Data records
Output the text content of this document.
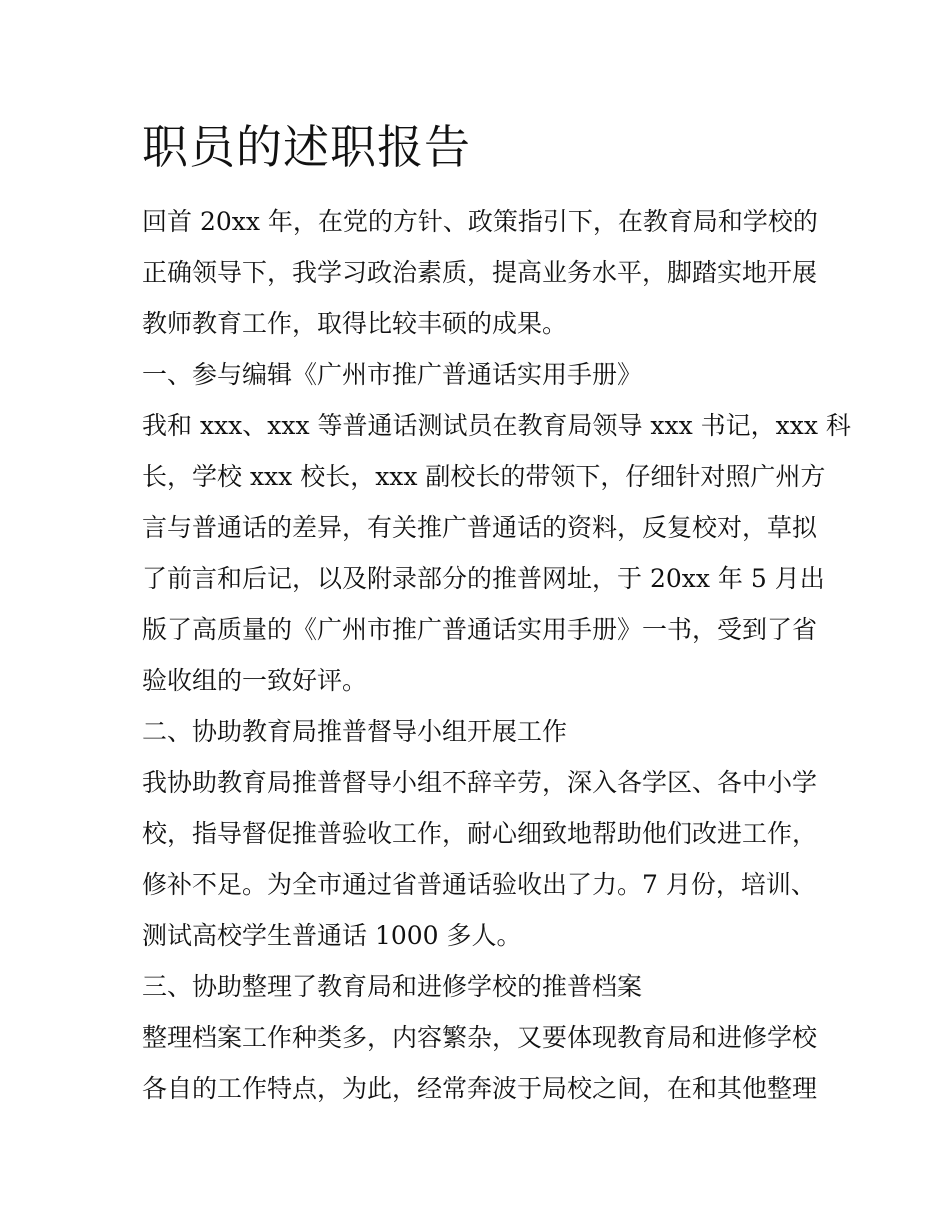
职员的述职报告
回首 20xx 年，在党的方针、政策指引下，在教育局和学校的
正确领导下，我学习政治素质，提高业务水平，脚踏实地开展
教师教育工作，取得比较丰硕的成果。
一、参与编辑《广州市推广普通话实用手册》
我和 xxx、xxx 等普通话测试员在教育局领导 xxx 书记，xxx 科
长，学校 xxx 校长，xxx 副校长的带领下，仔细针对照广州方
言与普通话的差异，有关推广普通话的资料，反复校对，草拟
了前言和后记，以及附录部分的推普网址，于 20xx 年 5 月出
版了高质量的《广州市推广普通话实用手册》一书，受到了省
验收组的一致好评。
二、协助教育局推普督导小组开展工作
我协助教育局推普督导小组不辞辛劳，深入各学区、各中小学
校，指导督促推普验收工作，耐心细致地帮助他们改进工作，
修补不足。为全市通过省普通话验收出了力。7 月份，培训、
测试高校学生普通话 1000 多人。
三、协助整理了教育局和进修学校的推普档案
整理档案工作种类多，内容繁杂，又要体现教育局和进修学校
各自的工作特点，为此，经常奔波于局校之间，在和其他整理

_GIVEN INSTRUCTION:_ Copy each line that contains the word "广州市推广普通话实用手册".

_WORKED SOLUTION:_
一、参与编辑《广州市推广普通话实用手册》
版了高质量的《广州市推广普通话实用手册》一书，受到了省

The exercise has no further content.